WHAT THE TASK ASKS :: Reproduce each line of the material precisely.

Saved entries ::
————

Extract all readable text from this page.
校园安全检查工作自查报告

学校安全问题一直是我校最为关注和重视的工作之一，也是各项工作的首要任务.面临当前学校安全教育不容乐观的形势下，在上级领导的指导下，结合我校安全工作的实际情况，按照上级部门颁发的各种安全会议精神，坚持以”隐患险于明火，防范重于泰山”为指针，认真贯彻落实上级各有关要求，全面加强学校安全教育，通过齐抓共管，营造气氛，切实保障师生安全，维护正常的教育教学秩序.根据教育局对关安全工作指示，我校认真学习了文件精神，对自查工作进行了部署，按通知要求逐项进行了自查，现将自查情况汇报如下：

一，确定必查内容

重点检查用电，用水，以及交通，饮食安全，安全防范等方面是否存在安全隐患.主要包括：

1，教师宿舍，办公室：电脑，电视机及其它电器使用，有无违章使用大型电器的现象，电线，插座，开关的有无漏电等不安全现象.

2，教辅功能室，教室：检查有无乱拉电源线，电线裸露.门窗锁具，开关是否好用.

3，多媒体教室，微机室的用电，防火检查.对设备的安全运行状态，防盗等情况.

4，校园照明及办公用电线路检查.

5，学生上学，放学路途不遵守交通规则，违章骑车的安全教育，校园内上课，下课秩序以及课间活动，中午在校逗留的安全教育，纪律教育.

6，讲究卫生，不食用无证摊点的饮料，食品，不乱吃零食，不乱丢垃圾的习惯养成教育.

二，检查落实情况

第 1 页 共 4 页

————

SOLVED EXERCISE ::
Extract all readable text from this page.
校园安全检查工作自查报告

学校安全问题一直是我校最为关注和重视的工作之一，也是各项工作的首要任务.面临当前学校安全教育不容乐观的形势下，在上级领导的指导下，结合我校安全工作的实际情况，按照上级部门颁发的各种安全会议精神，坚持以”隐患险于明火，防范重于泰山”为指针，认真贯彻落实上级各有关要求，全面加强学校安全教育，通过齐抓共管，营造气氛，切实保障师生安全，维护正常的教育教学秩序.根据教育局对关安全工作指示，我校认真学习了文件精神，对自查工作进行了部署，按通知要求逐项进行了自查，现将自查情况汇报如下：

一，确定必查内容

重点检查用电，用水，以及交通，饮食安全，安全防范等方面是否存在安全隐患.主要包括：

1，教师宿舍，办公室：电脑，电视机及其它电器使用，有无违章使用大型电器的现象，电线，插座，开关的有无漏电等不安全现象.

2，教辅功能室，教室：检查有无乱拉电源线，电线裸露.门窗锁具，开关是否好用.

3，多媒体教室，微机室的用电，防火检查.对设备的安全运行状态，防盗等情况.

4，校园照明及办公用电线路检查.

5，学生上学，放学路途不遵守交通规则，违章骑车的安全教育，校园内上课，下课秩序以及课间活动，中午在校逗留的安全教育，纪律教育.

6，讲究卫生，不食用无证摊点的饮料，食品，不乱吃零食，不乱丢垃圾的习惯养成教育.

二，检查落实情况

第 1 页 共 4 页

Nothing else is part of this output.